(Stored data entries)
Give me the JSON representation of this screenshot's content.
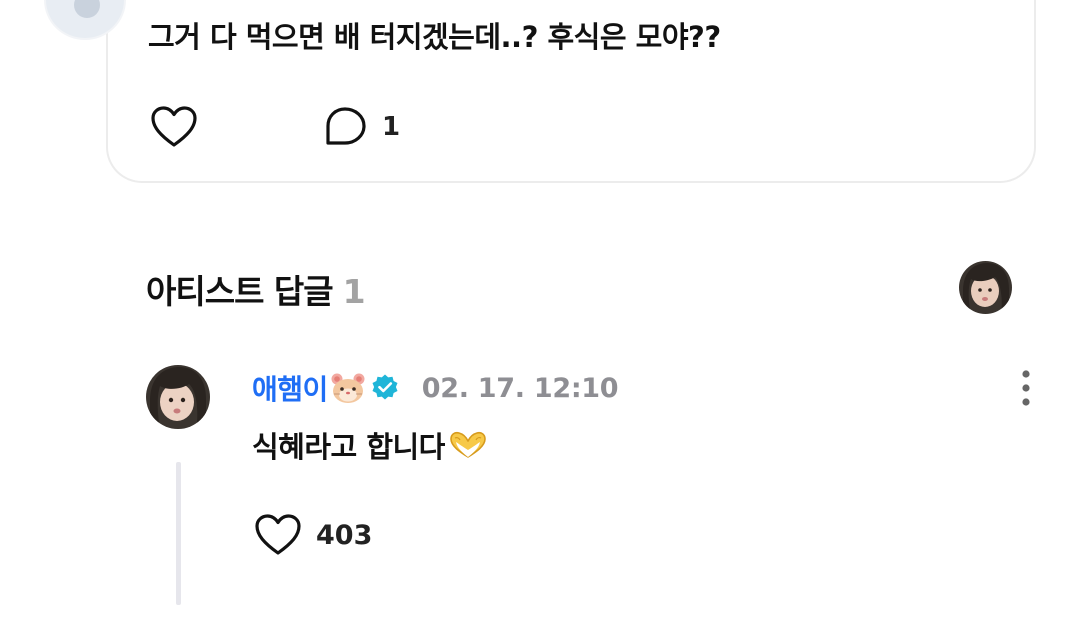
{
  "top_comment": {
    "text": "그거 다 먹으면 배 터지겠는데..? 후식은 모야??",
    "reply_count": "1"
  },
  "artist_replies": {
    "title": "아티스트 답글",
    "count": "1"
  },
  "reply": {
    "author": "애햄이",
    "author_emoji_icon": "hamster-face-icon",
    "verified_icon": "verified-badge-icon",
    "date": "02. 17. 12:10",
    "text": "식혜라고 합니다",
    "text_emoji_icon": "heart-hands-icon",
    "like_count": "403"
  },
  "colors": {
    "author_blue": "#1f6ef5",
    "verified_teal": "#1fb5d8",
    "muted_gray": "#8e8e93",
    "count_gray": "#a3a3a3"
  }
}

• [Exercise requirements]
Where a line contains the string "icon", extract that line.

• [Answer to this exercise]
    "author_emoji_icon": "hamster-face-icon",
    "verified_icon": "verified-badge-icon",
    "text_emoji_icon": "heart-hands-icon",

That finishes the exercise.